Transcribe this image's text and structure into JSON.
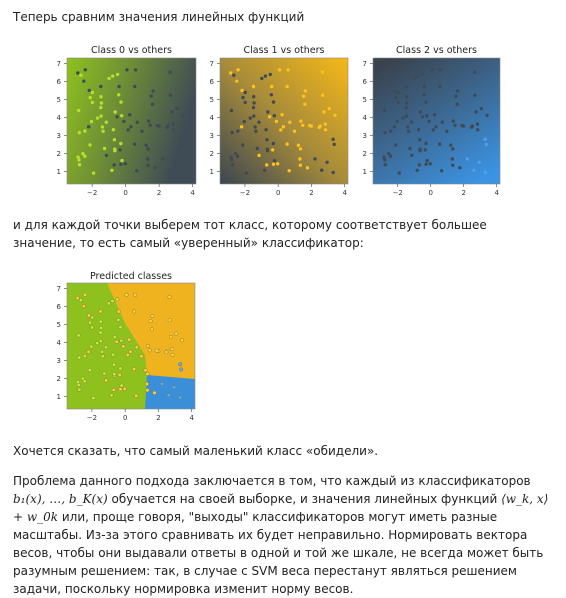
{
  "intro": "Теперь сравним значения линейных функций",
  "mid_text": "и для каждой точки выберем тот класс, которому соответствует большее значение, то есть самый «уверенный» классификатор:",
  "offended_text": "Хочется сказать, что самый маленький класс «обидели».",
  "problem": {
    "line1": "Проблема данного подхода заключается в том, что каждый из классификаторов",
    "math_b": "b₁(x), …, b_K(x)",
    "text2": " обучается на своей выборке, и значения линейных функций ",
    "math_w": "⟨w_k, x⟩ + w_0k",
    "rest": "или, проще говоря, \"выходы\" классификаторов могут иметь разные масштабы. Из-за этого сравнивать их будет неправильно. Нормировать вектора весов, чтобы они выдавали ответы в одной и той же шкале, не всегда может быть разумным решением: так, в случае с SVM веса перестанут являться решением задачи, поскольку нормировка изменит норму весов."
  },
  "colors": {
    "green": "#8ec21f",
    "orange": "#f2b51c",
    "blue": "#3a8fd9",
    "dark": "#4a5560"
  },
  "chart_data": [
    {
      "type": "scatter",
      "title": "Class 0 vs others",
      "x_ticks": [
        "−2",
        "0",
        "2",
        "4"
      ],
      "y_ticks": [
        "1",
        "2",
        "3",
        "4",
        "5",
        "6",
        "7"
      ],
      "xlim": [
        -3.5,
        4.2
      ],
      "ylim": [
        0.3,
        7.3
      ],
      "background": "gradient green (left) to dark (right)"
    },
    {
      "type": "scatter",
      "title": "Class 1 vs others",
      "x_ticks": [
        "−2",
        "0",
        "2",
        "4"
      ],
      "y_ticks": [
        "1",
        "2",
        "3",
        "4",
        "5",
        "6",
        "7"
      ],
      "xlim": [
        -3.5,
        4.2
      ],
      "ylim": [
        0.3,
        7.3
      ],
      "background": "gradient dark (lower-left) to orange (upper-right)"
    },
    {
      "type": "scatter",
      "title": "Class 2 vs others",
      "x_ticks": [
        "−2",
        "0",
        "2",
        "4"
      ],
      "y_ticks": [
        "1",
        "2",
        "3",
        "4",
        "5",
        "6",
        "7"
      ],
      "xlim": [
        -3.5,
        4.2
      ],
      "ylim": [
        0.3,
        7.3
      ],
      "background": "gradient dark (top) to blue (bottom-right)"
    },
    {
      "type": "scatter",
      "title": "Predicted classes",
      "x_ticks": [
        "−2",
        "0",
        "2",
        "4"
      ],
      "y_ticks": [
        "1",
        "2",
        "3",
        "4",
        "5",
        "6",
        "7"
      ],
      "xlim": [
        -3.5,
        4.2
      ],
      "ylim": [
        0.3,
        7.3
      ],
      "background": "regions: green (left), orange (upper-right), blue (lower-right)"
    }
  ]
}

...

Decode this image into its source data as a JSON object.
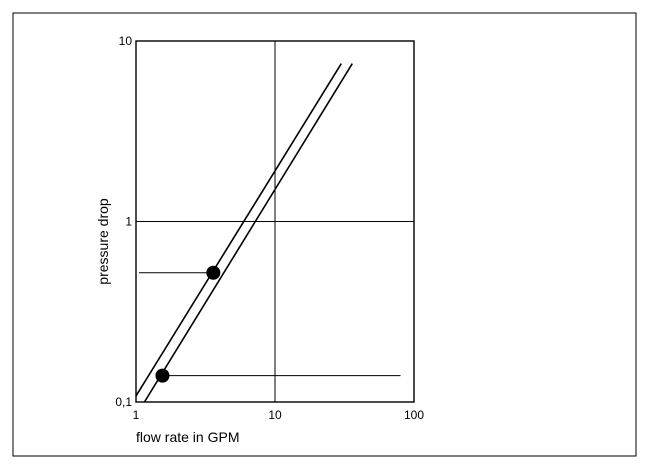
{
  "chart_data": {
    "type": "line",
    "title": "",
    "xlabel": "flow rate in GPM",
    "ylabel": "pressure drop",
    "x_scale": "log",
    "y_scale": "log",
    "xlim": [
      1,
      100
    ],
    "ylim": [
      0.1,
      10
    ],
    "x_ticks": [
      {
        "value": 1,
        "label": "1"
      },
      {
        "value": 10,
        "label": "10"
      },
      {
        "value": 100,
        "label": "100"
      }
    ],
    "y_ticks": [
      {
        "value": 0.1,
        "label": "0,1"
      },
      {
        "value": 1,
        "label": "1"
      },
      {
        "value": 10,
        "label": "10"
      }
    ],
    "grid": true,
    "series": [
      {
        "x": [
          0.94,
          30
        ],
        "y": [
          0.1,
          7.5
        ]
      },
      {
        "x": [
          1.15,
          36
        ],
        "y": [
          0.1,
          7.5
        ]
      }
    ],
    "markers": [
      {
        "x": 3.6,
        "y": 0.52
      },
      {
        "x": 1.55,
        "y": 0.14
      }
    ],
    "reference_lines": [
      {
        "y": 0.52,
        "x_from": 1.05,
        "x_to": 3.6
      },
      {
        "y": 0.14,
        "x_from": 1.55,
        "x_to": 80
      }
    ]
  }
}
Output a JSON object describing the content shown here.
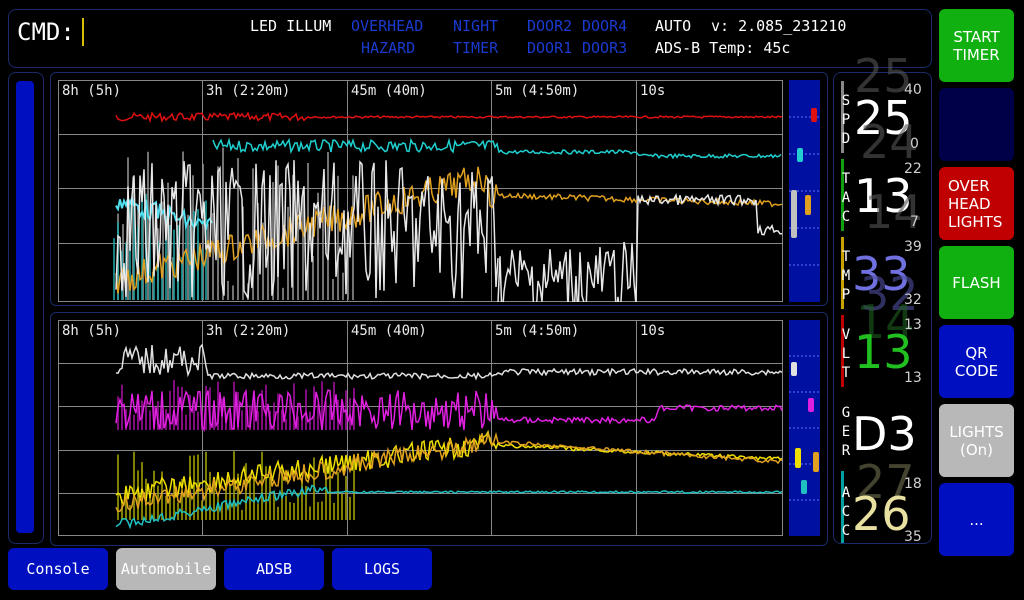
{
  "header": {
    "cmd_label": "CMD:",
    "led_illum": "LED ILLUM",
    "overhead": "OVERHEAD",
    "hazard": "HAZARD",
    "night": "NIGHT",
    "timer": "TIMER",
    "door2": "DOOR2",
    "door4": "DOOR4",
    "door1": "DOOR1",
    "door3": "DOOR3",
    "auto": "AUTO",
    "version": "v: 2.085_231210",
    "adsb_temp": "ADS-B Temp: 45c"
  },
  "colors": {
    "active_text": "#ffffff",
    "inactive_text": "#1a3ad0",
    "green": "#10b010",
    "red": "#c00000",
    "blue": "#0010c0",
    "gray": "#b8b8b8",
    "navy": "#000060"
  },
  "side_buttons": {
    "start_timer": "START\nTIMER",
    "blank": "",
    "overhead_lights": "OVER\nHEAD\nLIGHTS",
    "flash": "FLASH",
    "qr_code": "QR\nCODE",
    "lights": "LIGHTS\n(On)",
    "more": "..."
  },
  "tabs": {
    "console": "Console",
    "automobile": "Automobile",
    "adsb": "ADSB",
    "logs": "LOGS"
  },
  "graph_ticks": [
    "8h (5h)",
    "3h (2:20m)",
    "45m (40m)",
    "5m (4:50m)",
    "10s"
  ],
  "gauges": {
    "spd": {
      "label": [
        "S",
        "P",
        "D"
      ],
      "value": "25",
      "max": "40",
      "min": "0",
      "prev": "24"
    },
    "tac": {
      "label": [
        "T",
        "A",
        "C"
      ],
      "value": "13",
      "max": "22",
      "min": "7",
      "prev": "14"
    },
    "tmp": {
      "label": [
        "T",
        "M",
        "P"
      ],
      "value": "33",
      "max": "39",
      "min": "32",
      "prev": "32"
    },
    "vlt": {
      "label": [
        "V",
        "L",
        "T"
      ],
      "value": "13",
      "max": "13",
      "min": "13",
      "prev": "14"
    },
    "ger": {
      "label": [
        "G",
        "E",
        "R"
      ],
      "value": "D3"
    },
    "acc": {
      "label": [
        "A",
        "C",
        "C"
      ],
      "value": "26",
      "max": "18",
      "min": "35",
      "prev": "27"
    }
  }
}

▸ GIVEN PROBLEM: From the records above, pick out and copy each line holding the word "background".

▸ WRITTEN SOLUTION:
      "background": "gradient green (left) to dark (right)"
      "background": "gradient dark (lower-left) to orange (upper-right)"
      "background": "gradient dark (top) to blue (bottom-right)"
      "background": "regions: green (left), orange (upper-right), blue (lower-right)"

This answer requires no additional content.